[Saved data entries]
** begin **

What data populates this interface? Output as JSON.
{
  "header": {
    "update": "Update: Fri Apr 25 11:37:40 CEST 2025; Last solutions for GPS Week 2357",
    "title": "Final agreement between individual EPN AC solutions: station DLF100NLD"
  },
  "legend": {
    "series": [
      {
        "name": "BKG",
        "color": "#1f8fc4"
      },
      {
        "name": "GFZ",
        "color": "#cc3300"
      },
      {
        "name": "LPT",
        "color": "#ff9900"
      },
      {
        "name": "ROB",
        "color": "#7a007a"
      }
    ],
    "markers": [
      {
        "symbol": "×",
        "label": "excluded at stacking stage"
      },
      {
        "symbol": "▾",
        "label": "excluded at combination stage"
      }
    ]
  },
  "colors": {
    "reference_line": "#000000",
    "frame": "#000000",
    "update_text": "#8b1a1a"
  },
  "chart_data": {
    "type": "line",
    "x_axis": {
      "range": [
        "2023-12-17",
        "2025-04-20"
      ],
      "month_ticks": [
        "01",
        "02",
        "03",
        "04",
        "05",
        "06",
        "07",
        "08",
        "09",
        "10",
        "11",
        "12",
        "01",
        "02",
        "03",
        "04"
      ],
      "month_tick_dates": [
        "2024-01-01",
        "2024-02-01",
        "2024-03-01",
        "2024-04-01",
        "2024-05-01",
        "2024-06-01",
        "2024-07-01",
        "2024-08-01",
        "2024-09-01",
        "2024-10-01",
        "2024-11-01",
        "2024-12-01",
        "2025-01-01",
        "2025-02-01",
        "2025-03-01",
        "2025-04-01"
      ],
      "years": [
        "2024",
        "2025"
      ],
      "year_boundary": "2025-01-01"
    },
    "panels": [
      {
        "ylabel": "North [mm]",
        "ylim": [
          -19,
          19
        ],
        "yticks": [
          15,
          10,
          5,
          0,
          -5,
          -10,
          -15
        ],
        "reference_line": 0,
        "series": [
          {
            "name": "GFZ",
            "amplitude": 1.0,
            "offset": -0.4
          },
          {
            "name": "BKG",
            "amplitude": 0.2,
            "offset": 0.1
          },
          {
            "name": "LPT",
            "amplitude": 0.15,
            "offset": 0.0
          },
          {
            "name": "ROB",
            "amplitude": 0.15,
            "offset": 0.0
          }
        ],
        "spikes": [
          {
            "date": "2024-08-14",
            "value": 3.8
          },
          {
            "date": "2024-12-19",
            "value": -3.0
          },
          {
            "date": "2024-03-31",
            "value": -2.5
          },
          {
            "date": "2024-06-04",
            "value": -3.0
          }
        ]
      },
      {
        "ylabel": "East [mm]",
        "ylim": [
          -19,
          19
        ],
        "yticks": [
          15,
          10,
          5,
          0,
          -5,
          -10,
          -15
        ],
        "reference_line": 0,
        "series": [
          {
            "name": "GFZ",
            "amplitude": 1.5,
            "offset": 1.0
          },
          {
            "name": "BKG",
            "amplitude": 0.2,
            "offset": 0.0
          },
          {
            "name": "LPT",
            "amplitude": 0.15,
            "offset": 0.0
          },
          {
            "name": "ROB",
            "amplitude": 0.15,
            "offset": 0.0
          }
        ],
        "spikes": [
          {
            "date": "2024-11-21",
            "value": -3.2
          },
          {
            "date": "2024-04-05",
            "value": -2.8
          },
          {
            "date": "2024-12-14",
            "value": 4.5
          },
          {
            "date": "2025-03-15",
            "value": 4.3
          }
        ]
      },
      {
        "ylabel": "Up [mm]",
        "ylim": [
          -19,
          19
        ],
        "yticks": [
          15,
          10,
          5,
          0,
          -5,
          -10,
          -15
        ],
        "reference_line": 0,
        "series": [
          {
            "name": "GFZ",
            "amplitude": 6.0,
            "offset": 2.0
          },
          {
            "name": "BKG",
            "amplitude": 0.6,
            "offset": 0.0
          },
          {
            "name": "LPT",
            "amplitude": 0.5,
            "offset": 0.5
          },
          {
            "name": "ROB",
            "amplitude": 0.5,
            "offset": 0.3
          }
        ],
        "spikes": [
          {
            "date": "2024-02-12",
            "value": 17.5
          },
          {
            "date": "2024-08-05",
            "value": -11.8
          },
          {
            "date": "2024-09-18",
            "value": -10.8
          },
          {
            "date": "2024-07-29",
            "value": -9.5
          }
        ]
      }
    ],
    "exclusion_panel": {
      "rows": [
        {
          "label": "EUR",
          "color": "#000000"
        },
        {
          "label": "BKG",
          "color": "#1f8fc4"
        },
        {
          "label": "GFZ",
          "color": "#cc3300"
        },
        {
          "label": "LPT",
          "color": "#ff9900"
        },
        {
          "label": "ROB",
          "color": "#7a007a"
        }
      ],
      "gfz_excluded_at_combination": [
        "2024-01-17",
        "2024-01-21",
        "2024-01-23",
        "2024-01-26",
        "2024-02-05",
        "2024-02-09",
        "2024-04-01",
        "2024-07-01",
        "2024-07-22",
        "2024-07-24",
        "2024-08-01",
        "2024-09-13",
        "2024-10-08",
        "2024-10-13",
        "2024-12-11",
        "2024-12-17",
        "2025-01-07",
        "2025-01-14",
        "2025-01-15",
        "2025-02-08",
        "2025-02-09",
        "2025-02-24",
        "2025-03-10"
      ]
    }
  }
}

** end **

• _STATED PROBLEM_:
From the entries above, copy each line holding "ylabel".

• _TASK RESPONSE_:
        "ylabel": "North [mm]",
        "ylabel": "East [mm]",
        "ylabel": "Up [mm]",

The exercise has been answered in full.